Rows from a dataset
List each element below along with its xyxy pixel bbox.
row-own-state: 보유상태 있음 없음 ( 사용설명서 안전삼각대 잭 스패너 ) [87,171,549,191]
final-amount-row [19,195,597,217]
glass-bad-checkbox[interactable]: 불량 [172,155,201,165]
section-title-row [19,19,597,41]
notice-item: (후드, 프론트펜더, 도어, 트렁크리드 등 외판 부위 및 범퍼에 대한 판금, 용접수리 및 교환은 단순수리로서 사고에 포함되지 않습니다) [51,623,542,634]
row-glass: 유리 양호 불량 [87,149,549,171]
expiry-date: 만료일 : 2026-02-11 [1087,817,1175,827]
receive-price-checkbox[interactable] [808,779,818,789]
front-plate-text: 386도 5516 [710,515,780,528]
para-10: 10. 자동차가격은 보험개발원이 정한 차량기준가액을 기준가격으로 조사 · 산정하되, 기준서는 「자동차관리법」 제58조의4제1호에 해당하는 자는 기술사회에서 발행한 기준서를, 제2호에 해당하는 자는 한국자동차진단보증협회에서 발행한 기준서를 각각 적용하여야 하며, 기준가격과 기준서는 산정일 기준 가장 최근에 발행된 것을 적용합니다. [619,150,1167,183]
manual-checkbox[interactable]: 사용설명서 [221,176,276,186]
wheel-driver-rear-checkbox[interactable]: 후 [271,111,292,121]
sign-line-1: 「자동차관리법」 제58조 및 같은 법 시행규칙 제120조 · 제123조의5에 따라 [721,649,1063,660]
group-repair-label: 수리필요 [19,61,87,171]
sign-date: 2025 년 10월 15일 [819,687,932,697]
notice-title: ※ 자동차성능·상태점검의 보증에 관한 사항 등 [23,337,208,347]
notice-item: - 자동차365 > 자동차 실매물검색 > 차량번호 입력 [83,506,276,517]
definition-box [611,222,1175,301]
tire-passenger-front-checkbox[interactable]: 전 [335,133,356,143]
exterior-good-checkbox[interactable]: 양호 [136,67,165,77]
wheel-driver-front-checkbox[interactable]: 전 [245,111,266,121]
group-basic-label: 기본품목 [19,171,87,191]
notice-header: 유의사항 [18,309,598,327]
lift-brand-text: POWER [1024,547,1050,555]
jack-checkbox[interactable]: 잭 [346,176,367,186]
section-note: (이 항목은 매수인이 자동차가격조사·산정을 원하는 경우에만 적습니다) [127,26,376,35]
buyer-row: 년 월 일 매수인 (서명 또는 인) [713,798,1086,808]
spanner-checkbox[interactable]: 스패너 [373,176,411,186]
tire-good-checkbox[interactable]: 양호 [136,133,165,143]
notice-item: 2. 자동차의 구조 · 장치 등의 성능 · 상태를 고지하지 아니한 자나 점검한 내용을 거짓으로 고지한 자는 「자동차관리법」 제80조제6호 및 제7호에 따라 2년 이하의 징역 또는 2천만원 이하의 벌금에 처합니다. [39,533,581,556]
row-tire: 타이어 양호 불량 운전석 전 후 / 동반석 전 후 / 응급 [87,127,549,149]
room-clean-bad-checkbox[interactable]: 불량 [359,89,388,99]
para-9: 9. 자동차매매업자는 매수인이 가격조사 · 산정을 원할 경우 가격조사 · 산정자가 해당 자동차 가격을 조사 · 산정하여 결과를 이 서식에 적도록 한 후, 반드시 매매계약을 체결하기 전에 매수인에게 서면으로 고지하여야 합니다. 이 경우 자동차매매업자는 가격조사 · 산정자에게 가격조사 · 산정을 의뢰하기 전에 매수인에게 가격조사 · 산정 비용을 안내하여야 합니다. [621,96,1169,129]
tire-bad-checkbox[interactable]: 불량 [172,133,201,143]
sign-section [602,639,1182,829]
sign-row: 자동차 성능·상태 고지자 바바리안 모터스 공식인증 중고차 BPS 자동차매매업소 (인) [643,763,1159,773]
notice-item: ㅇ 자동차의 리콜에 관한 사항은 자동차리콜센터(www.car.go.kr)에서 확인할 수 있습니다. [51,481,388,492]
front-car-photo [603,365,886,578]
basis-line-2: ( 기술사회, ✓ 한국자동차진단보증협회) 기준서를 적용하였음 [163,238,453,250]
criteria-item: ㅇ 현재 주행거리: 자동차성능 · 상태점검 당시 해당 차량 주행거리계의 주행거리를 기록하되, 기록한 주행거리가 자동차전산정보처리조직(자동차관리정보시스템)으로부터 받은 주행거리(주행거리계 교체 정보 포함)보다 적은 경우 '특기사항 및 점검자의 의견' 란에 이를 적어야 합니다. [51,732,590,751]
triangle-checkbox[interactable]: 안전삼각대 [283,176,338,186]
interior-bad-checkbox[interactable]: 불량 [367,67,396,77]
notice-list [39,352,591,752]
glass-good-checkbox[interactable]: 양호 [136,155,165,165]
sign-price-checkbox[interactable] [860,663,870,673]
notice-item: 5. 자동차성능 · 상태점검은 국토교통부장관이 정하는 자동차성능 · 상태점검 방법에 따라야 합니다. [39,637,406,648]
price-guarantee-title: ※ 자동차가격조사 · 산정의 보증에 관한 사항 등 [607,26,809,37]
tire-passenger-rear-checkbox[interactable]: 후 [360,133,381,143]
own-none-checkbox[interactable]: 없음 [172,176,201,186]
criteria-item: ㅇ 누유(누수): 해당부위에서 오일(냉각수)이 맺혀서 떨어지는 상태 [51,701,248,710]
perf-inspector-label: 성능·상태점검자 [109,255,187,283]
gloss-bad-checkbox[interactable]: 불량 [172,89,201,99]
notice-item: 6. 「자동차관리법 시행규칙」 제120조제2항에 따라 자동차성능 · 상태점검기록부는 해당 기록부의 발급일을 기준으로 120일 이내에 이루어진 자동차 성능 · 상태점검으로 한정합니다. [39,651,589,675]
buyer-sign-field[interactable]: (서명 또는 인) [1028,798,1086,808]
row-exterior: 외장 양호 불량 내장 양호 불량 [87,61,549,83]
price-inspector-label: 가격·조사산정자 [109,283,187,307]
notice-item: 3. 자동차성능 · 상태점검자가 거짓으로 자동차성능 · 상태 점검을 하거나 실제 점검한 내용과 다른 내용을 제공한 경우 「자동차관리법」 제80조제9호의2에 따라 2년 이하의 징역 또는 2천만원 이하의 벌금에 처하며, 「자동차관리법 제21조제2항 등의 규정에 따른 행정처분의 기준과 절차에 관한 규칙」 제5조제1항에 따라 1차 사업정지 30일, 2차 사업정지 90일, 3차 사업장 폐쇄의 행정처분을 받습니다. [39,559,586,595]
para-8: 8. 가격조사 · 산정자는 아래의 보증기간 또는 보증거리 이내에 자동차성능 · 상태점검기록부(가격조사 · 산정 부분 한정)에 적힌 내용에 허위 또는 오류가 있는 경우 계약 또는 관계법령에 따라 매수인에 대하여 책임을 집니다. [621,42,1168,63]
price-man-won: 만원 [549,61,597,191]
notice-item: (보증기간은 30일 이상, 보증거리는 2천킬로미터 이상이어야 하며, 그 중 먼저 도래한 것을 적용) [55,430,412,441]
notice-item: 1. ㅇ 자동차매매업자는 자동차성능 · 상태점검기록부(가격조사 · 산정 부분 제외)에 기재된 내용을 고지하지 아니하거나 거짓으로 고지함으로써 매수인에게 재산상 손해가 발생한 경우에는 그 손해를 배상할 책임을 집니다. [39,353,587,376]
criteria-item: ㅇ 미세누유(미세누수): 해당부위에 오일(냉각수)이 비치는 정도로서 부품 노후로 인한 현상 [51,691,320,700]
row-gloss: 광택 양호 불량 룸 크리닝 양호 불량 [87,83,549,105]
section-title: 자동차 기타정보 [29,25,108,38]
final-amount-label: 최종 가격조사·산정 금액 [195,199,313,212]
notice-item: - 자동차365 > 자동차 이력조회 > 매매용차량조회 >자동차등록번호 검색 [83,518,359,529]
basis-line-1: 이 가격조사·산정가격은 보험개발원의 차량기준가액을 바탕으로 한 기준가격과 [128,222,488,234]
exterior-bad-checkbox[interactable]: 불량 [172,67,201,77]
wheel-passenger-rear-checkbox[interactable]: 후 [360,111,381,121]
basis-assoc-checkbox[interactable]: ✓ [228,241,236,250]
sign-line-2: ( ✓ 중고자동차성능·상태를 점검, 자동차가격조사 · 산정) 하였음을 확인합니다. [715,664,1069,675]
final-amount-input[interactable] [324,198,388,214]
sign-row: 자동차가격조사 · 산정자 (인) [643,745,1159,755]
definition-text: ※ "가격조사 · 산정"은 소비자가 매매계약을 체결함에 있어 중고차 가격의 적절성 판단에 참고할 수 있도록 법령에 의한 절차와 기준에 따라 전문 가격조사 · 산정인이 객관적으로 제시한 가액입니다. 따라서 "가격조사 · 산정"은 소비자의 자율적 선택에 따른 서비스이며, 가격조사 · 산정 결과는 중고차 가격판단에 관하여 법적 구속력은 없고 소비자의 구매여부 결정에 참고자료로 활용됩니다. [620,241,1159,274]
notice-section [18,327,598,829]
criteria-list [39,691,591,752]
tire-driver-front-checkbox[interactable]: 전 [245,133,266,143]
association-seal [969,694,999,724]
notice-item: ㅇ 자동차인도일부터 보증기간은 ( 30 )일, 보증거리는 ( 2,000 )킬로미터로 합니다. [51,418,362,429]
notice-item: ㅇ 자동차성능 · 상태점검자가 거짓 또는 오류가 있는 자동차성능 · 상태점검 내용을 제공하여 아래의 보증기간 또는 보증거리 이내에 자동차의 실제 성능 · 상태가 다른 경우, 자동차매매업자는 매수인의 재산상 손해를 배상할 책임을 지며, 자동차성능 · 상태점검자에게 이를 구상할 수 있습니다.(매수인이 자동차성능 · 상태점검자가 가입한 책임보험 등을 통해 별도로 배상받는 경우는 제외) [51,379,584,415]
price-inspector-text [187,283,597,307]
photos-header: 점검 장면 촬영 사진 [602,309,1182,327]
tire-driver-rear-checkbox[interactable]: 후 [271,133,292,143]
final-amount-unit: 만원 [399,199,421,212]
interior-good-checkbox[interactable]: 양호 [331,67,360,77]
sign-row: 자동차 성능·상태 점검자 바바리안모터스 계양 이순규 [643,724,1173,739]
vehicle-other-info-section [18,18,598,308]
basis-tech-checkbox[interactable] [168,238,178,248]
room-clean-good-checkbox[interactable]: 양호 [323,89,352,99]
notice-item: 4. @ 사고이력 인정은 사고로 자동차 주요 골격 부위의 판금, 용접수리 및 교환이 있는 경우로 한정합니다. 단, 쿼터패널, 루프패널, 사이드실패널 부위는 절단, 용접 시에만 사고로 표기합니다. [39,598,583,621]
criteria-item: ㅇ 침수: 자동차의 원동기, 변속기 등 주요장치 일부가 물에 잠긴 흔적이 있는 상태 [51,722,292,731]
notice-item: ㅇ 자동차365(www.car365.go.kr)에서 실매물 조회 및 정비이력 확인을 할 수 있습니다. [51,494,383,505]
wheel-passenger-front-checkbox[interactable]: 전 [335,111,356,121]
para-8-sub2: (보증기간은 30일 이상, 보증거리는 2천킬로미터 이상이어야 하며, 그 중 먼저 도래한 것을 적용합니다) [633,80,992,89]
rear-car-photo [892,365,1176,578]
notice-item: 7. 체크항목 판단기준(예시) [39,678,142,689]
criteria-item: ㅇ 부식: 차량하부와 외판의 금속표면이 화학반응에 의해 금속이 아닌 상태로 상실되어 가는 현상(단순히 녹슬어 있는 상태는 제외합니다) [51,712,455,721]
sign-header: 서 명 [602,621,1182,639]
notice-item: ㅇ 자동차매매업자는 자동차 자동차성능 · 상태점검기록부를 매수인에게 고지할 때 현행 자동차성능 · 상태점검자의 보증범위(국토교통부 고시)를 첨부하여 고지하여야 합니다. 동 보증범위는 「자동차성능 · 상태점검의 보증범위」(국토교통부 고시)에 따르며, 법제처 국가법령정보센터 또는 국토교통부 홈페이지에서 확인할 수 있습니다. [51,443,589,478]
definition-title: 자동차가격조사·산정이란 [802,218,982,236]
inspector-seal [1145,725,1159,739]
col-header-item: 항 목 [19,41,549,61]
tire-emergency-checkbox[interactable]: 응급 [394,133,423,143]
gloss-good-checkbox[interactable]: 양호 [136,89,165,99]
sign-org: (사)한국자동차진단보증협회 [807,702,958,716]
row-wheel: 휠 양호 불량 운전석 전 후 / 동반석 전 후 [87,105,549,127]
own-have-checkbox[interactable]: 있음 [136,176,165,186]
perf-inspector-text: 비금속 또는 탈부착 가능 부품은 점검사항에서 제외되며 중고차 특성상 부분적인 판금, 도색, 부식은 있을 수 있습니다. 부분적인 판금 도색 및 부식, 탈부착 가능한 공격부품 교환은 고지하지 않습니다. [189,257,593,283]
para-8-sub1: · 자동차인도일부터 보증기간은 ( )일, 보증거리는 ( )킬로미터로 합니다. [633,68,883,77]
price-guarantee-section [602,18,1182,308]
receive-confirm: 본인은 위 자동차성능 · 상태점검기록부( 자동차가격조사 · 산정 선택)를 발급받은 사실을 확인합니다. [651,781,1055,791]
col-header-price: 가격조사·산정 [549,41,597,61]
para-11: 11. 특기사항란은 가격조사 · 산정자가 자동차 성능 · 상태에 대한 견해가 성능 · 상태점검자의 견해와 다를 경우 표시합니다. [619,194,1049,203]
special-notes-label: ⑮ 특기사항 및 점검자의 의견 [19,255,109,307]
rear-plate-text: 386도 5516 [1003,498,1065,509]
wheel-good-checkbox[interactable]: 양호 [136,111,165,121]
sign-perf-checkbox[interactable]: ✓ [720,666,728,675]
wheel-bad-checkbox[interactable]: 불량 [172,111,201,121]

> **TASK**
Reproduce the items verbatim, starting at the first line and ending at the line containing "notice-header: 유의사항 [18,309,598,327]", with both of those lines included.

> **ANSWER TO THE TASK**
List each element below along with its xyxy pixel bbox.
row-own-state: 보유상태 있음 없음 ( 사용설명서 안전삼각대 잭 스패너 ) [87,171,549,191]
final-amount-row [19,195,597,217]
glass-bad-checkbox[interactable]: 불량 [172,155,201,165]
section-title-row [19,19,597,41]
notice-item: (후드, 프론트펜더, 도어, 트렁크리드 등 외판 부위 및 범퍼에 대한 판금, 용접수리 및 교환은 단순수리로서 사고에 포함되지 않습니다) [51,623,542,634]
row-glass: 유리 양호 불량 [87,149,549,171]
expiry-date: 만료일 : 2026-02-11 [1087,817,1175,827]
receive-price-checkbox[interactable] [808,779,818,789]
front-plate-text: 386도 5516 [710,515,780,528]
para-10: 10. 자동차가격은 보험개발원이 정한 차량기준가액을 기준가격으로 조사 · 산정하되, 기준서는 「자동차관리법」 제58조의4제1호에 해당하는 자는 기술사회에서 발행한 기준서를, 제2호에 해당하는 자는 한국자동차진단보증협회에서 발행한 기준서를 각각 적용하여야 하며, 기준가격과 기준서는 산정일 기준 가장 최근에 발행된 것을 적용합니다. [619,150,1167,183]
manual-checkbox[interactable]: 사용설명서 [221,176,276,186]
wheel-driver-rear-checkbox[interactable]: 후 [271,111,292,121]
sign-line-1: 「자동차관리법」 제58조 및 같은 법 시행규칙 제120조 · 제123조의5에 따라 [721,649,1063,660]
group-repair-label: 수리필요 [19,61,87,171]
sign-date: 2025 년 10월 15일 [819,687,932,697]
notice-title: ※ 자동차성능·상태점검의 보증에 관한 사항 등 [23,337,208,347]
notice-item: - 자동차365 > 자동차 실매물검색 > 차량번호 입력 [83,506,276,517]
definition-box [611,222,1175,301]
tire-passenger-front-checkbox[interactable]: 전 [335,133,356,143]
exterior-good-checkbox[interactable]: 양호 [136,67,165,77]
wheel-driver-front-checkbox[interactable]: 전 [245,111,266,121]
group-basic-label: 기본품목 [19,171,87,191]
notice-header: 유의사항 [18,309,598,327]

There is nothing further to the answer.